- [Texte fourni]
▼▼▼

C’est le rôle des professionnels de santé de donner les moyens aux femmes de choisir si elles veulent ou non avoir un enfant. C’est le rôle de la contraception d’éviter aux femmes d’être enceintes quand elles ne le souhaitent pas. Cette contraception peut être médicalisée ou pas ; elle peut être très efficace ou peu efficace. Peu importe, c’est aux femmes de choisir le type de contraception qu’elles veulent et pas au professionnel de santé d’imposer la contraception qu’il juge la plus appropriée ou la plus nécessaire car nous savons que cela ne fonctionne pas.
Nous sommes pourtant nombreux à nous désoler de l’hormonophobie » qui règne chez beaucoup de nos patientes, influencées par des livres à charge et des discours médiatiques fallacieux. Mais avant d’affirmer que cette « hormonophobie » est responsable d’une diminution de l’utilisation des contraceptifs oestroprogestatifs avec comme conséquence une augmentation des grossesses non prévues, nous avons besoin d’études précises. En attendant ces études et plutôt que de clouer au pilori ces femmes qui « ne veulent pas d’hormones », il faut au contraire les accompagner dans les méthodes qu’elles choisissent en prescrivant des préservatifs remboursés, en rappelant l’utilisation de la contraception d’urgence et en informant correctement sur la contraception vaginale et sur les méthodes dites « naturelles ».

▲▲▲

- [Données]
▼▼▼

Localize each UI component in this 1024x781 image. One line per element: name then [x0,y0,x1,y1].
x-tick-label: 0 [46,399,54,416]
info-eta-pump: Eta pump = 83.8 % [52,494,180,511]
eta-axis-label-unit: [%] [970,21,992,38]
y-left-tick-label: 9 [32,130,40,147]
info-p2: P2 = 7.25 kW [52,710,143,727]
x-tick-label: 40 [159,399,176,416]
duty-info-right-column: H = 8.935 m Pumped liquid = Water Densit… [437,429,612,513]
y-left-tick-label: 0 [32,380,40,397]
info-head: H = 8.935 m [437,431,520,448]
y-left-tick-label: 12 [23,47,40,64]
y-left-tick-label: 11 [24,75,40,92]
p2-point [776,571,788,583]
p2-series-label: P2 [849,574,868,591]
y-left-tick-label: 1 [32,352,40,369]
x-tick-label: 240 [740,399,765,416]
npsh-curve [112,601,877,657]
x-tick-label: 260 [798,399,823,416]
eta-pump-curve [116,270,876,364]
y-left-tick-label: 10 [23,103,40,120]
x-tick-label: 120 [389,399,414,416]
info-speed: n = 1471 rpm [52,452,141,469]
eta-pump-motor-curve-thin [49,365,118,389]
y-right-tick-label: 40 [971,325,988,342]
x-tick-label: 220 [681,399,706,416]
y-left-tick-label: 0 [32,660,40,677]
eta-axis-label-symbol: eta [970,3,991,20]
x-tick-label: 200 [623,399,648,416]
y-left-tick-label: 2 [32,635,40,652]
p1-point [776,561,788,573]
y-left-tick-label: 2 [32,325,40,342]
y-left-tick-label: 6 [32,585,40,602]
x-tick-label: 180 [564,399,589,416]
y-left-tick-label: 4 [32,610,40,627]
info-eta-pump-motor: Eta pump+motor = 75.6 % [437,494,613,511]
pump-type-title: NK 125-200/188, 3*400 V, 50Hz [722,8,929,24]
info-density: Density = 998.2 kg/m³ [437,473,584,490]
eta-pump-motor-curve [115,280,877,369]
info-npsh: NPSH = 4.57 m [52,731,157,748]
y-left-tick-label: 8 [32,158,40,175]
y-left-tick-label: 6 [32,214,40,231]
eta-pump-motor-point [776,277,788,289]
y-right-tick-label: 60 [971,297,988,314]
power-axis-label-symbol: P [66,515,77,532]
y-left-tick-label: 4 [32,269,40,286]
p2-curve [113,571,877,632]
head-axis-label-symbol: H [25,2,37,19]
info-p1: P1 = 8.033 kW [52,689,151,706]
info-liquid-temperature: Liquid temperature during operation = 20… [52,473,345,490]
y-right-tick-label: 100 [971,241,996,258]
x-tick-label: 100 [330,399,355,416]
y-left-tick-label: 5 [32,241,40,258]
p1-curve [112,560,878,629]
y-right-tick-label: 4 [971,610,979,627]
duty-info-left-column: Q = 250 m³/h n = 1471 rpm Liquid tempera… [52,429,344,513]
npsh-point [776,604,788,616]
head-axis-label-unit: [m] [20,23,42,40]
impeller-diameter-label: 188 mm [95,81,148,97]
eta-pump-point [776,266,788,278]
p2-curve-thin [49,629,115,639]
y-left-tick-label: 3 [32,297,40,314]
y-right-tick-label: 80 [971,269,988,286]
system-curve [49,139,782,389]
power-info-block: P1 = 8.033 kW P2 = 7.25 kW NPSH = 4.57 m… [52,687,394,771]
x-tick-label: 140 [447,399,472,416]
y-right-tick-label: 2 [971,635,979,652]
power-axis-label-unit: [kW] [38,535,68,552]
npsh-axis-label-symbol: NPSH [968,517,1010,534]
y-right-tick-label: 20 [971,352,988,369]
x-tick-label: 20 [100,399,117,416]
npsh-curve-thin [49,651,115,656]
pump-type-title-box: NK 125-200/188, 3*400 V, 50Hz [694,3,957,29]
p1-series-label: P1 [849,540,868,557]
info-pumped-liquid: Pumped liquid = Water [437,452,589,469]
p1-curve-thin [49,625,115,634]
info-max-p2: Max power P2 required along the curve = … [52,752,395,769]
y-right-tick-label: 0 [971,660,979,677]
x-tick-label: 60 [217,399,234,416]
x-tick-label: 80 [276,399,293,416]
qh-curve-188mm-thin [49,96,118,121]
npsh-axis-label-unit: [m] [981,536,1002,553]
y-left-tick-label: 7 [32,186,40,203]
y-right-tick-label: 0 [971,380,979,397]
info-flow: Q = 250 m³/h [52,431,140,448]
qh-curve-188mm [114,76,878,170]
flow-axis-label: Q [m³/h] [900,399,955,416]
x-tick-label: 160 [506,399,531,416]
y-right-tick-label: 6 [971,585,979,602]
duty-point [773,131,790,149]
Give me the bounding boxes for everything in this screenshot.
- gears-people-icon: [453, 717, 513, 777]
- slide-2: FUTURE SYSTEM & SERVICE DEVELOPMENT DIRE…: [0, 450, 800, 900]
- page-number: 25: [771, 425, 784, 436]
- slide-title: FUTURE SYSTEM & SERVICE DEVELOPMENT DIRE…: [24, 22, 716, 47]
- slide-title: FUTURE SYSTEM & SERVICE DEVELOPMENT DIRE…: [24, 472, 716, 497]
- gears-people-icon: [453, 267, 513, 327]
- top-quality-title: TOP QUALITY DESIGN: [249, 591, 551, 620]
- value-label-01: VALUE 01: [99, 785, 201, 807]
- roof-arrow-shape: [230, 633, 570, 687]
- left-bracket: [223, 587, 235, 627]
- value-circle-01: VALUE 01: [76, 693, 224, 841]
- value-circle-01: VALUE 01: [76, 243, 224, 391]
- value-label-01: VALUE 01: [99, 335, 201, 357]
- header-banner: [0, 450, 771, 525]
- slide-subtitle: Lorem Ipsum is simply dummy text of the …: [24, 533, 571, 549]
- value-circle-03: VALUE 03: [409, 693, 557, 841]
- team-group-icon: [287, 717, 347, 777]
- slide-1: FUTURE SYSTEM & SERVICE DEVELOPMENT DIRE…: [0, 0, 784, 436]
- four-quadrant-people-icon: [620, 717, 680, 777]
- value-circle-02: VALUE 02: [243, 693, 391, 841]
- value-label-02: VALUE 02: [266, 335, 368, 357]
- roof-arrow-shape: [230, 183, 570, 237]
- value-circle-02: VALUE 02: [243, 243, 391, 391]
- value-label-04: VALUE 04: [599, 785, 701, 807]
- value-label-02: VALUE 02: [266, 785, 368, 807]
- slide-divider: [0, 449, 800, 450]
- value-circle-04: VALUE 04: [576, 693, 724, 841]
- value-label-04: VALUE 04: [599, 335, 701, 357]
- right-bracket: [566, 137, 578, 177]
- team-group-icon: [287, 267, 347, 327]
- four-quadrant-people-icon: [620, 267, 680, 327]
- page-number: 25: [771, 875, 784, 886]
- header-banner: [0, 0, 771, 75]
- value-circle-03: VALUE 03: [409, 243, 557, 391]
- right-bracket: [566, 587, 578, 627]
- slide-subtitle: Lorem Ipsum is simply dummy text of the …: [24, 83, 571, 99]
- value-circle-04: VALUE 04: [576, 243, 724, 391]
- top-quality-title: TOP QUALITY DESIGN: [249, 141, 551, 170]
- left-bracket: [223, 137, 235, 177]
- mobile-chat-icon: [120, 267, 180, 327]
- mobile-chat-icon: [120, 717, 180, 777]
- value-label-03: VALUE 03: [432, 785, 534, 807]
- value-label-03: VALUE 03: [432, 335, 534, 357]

▲▲▲

- [Consignes de l'exercice]
A - Recopiez à l'identique le passage du texte sur la contraception compris entre « C’est le rôle des » et « ne fonctionne pas. », ces deux bornes incluses.
B - Poursuivez le texte sur la contraception à partir de sa dernière phrase.

- [Réponses par point]
A -
C’est le rôle des professionnels de santé de donner les moyens aux femmes de choisir si elles veulent ou non avoir un enfant. C’est le rôle de la contraception d’éviter aux femmes d’être enceintes quand elles ne le souhaitent pas. Cette contraception peut être médicalisée ou pas ; elle peut être très efficace ou peu efficace. Peu importe, c’est aux femmes de choisir le type de contraception qu’elles veulent et pas au professionnel de santé d’imposer la contraception qu’il juge la plus appropriée ou la plus nécessaire car nous savons que cela ne fonctionne pas.

B -
Il faudrait ainsi éviter de vilipender les applications de suivi menstruel que de plus en plus de femmes utilisent aussi pour « calculer » leur période de fertilité. Ces applications représentent un outil potentiel pour dispenser aux femmes des informations précieuses sur leur santé sexuelle et reproductive : informations sur les maladies sexuellement transmissibles, stratégie pour un projet parental, accès à la PMA, à l'IVG, prise en charge en cas de violences conjugales etc. On ne peut que déplorer l'absence de procédures de contrôle sur la qualité des applications pour éclairer les consommatrices. Par ailleurs les femmes doivent obtenir une contraception permanente (ligature de trompes, salpingectomie bilatérale) sans entraves et sans jugement moral de la part des professionnels. Les hommes devraient s’impliquer de plus en plus dans la contraception que ce soit par la vasectomie, par l’utilisation des méthodes de contraception thermique (même si ces méthodes sont contraignantes et non officiellement approuvées) voire espérons dans un proche avenir par l’utilisation d’une contraception hormonale.
Enfin il faut obtenir des pouvoirs publics la mise à disposition sans ordonnance de la contraception progestative comme c’est déjà le cas au Royaume Uni.
Il y a donc beaucoup de pain sur la planche afin d’obtenir une baisse du nombre des grossesses non prévues dans notre pays. Il n’en reste pas moins que confrontées à une grossesse non prévue les femmes risquent de choisir de l’interrompre de plus en plus souvent en raison de l’avenir angoissant que nous réserve les guerres et le réchauffement climatique.